— PROBLEM REQUIREMENTS —
Determine the count of lines holding "Robert" and give that count alone.

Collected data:
########
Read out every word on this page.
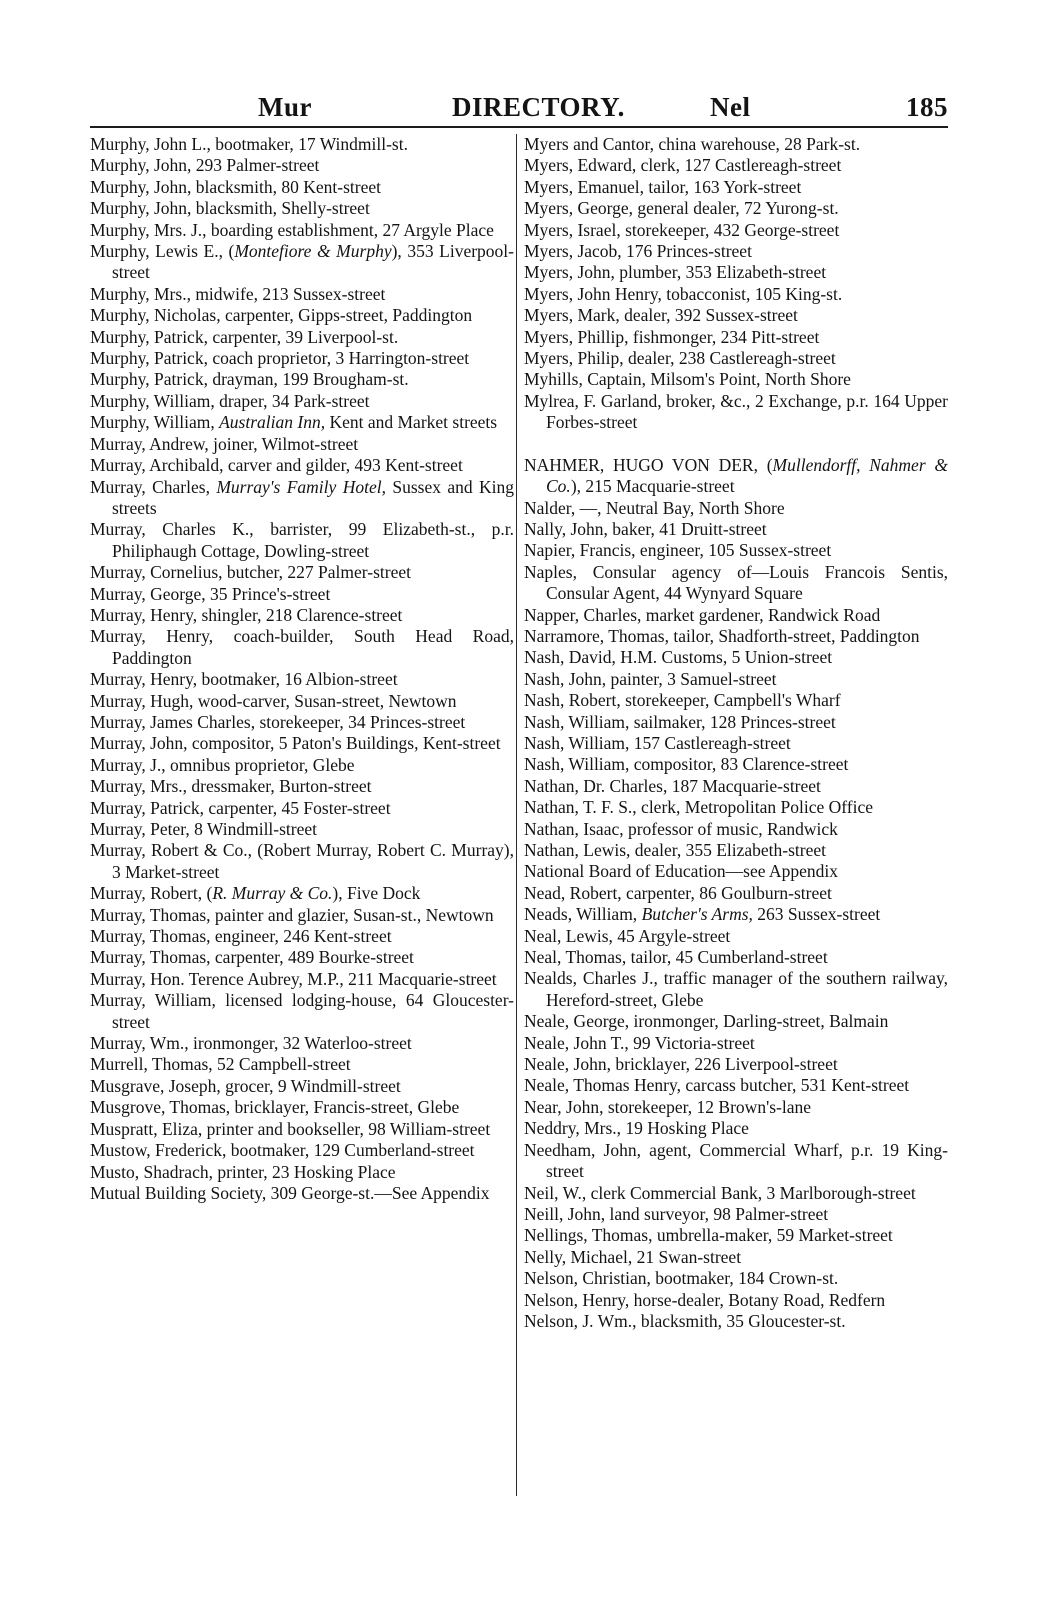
Mur	DIRECTORY.	Nel	185
Murphy, John L., bootmaker, 17 Windmill-st.
Murphy, John, 293 Palmer-street
Murphy, John, blacksmith, 80 Kent-street
Murphy, John, blacksmith, Shelly-street
Murphy, Mrs. J., boarding establishment, 27 Argyle Place
Murphy, Lewis E., (Montefiore & Murphy), 353 Liverpool-street
Murphy, Mrs., midwife, 213 Sussex-street
Murphy, Nicholas, carpenter, Gipps-street, Paddington
Murphy, Patrick, carpenter, 39 Liverpool-st.
Murphy, Patrick, coach proprietor, 3 Harrington-street
Murphy, Patrick, drayman, 199 Brougham-st.
Murphy, William, draper, 34 Park-street
Murphy, William, Australian Inn, Kent and Market streets
Murray, Andrew, joiner, Wilmot-street
Murray, Archibald, carver and gilder, 493 Kent-street
Murray, Charles, Murray's Family Hotel, Sussex and King streets
Murray, Charles K., barrister, 99 Elizabeth-st., p.r. Philiphaugh Cottage, Dowling-street
Murray, Cornelius, butcher, 227 Palmer-street
Murray, George, 35 Prince's-street
Murray, Henry, shingler, 218 Clarence-street
Murray, Henry, coach-builder, South Head Road, Paddington
Murray, Henry, bootmaker, 16 Albion-street
Murray, Hugh, wood-carver, Susan-street, Newtown
Murray, James Charles, storekeeper, 34 Princes-street
Murray, John, compositor, 5 Paton's Buildings, Kent-street
Murray, J., omnibus proprietor, Glebe
Murray, Mrs., dressmaker, Burton-street
Murray, Patrick, carpenter, 45 Foster-street
Murray, Peter, 8 Windmill-street
Murray, Robert & Co., (Robert Murray, Robert C. Murray), 3 Market-street
Murray, Robert, (R. Murray & Co.), Five Dock
Murray, Thomas, painter and glazier, Susan-st., Newtown
Murray, Thomas, engineer, 246 Kent-street
Murray, Thomas, carpenter, 489 Bourke-street
Murray, Hon. Terence Aubrey, M.P., 211 Macquarie-street
Murray, William, licensed lodging-house, 64 Gloucester-street
Murray, Wm., ironmonger, 32 Waterloo-street
Murrell, Thomas, 52 Campbell-street
Musgrave, Joseph, grocer, 9 Windmill-street
Musgrove, Thomas, bricklayer, Francis-street, Glebe
Muspratt, Eliza, printer and bookseller, 98 William-street
Mustow, Frederick, bootmaker, 129 Cumberland-street
Musto, Shadrach, printer, 23 Hosking Place
Mutual Building Society, 309 George-st.—See Appendix
Myers and Cantor, china warehouse, 28 Park-st.
Myers, Edward, clerk, 127 Castlereagh-street
Myers, Emanuel, tailor, 163 York-street
Myers, George, general dealer, 72 Yurong-st.
Myers, Israel, storekeeper, 432 George-street
Myers, Jacob, 176 Princes-street
Myers, John, plumber, 353 Elizabeth-street
Myers, John Henry, tobacconist, 105 King-st.
Myers, Mark, dealer, 392 Sussex-street
Myers, Phillip, fishmonger, 234 Pitt-street
Myers, Philip, dealer, 238 Castlereagh-street
Myhills, Captain, Milsom's Point, North Shore
Mylrea, F. Garland, broker, &c., 2 Exchange, p.r. 164 Upper Forbes-street
NAHMER, HUGO VON DER, (Mullendorff, Nahmer & Co.), 215 Macquarie-street
Nalder, —, Neutral Bay, North Shore
Nally, John, baker, 41 Druitt-street
Napier, Francis, engineer, 105 Sussex-street
Naples, Consular agency of—Louis Francois Sentis, Consular Agent, 44 Wynyard Square
Napper, Charles, market gardener, Randwick Road
Narramore, Thomas, tailor, Shadforth-street, Paddington
Nash, David, H.M. Customs, 5 Union-street
Nash, John, painter, 3 Samuel-street
Nash, Robert, storekeeper, Campbell's Wharf
Nash, William, sailmaker, 128 Princes-street
Nash, William, 157 Castlereagh-street
Nash, William, compositor, 83 Clarence-street
Nathan, Dr. Charles, 187 Macquarie-street
Nathan, T. F. S., clerk, Metropolitan Police Office
Nathan, Isaac, professor of music, Randwick
Nathan, Lewis, dealer, 355 Elizabeth-street
National Board of Education—see Appendix
Nead, Robert, carpenter, 86 Goulburn-street
Neads, William, Butcher's Arms, 263 Sussex-street
Neal, Lewis, 45 Argyle-street
Neal, Thomas, tailor, 45 Cumberland-street
Nealds, Charles J., traffic manager of the southern railway, Hereford-street, Glebe
Neale, George, ironmonger, Darling-street, Balmain
Neale, John T., 99 Victoria-street
Neale, John, bricklayer, 226 Liverpool-street
Neale, Thomas Henry, carcass butcher, 531 Kent-street
Near, John, storekeeper, 12 Brown's-lane
Neddry, Mrs., 19 Hosking Place
Needham, John, agent, Commercial Wharf, p.r. 19 King-street
Neil, W., clerk Commercial Bank, 3 Marlborough-street
Neill, John, land surveyor, 98 Palmer-street
Nellings, Thomas, umbrella-maker, 59 Market-street
Nelly, Michael, 21 Swan-street
Nelson, Christian, bootmaker, 184 Crown-st.
Nelson, Henry, horse-dealer, Botany Road, Redfern
Nelson, J. Wm., blacksmith, 35 Gloucester-st.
########
— SOLUTION FOR THIS PROBLEM —
4